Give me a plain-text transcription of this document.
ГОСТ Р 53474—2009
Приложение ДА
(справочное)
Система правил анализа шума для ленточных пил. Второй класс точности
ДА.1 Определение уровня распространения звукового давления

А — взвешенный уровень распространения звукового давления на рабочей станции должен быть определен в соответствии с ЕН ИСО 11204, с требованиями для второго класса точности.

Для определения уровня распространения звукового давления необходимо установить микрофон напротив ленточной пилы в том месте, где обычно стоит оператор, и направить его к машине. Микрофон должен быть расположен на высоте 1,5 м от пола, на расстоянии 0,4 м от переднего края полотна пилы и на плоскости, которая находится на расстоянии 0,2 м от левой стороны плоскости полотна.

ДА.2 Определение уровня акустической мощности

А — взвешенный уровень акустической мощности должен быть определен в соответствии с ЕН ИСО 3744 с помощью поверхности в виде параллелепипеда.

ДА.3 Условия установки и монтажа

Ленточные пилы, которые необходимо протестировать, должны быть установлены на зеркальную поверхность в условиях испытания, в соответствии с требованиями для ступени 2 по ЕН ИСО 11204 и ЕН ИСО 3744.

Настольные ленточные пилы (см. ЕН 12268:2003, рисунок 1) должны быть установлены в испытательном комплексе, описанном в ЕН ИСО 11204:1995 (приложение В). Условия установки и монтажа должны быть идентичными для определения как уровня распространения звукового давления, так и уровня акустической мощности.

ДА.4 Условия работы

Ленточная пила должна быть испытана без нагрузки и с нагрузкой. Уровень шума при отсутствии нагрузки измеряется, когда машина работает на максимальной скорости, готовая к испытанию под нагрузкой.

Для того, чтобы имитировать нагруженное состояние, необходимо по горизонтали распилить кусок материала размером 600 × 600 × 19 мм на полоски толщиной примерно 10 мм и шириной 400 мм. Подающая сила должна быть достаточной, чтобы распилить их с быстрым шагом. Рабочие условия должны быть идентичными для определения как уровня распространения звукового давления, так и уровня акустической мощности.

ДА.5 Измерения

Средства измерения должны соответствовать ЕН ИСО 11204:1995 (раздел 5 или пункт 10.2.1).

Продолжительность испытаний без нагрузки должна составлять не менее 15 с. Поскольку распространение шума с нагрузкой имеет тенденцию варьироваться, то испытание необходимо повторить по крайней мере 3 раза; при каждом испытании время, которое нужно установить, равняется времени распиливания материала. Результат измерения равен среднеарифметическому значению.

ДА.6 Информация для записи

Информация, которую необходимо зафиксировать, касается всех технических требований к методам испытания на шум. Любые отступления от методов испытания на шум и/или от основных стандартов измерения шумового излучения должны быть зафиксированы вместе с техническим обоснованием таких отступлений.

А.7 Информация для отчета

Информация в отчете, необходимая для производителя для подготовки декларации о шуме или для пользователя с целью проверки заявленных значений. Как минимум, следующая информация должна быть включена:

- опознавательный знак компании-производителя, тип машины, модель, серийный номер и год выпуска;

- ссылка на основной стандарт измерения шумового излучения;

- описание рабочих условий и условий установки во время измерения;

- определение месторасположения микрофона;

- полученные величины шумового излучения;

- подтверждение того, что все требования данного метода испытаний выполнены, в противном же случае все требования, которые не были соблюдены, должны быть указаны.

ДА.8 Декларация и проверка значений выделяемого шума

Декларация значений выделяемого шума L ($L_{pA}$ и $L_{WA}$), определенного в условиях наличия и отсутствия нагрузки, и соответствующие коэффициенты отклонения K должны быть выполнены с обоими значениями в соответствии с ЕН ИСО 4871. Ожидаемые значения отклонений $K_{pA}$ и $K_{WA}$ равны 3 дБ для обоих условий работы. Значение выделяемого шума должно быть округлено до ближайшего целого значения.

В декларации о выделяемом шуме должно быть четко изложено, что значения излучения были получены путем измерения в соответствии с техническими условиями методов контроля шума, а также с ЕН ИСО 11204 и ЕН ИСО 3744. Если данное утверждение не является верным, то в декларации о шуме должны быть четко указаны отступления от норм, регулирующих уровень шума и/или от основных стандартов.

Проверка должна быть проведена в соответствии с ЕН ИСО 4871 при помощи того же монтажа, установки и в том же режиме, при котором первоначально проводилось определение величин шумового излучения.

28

**TO DO**
Scan the entries above for the word "шумового" and collect each line holding it.

**EXPECTED OUTPUT**
Информация, которую необходимо зафиксировать, касается всех технических требований к методам испытания на шум. Любые отступления от методов испытания на шум и/или от основных стандартов измерения шумового излучения должны быть зафиксированы вместе с техническим обоснованием таких отступлений.
- ссылка на основной стандарт измерения шумового излучения;
- полученные величины шумового излучения;
Проверка должна быть проведена в соответствии с ЕН ИСО 4871 при помощи того же монтажа, установки и в том же режиме, при котором первоначально проводилось определение величин шумового излучения.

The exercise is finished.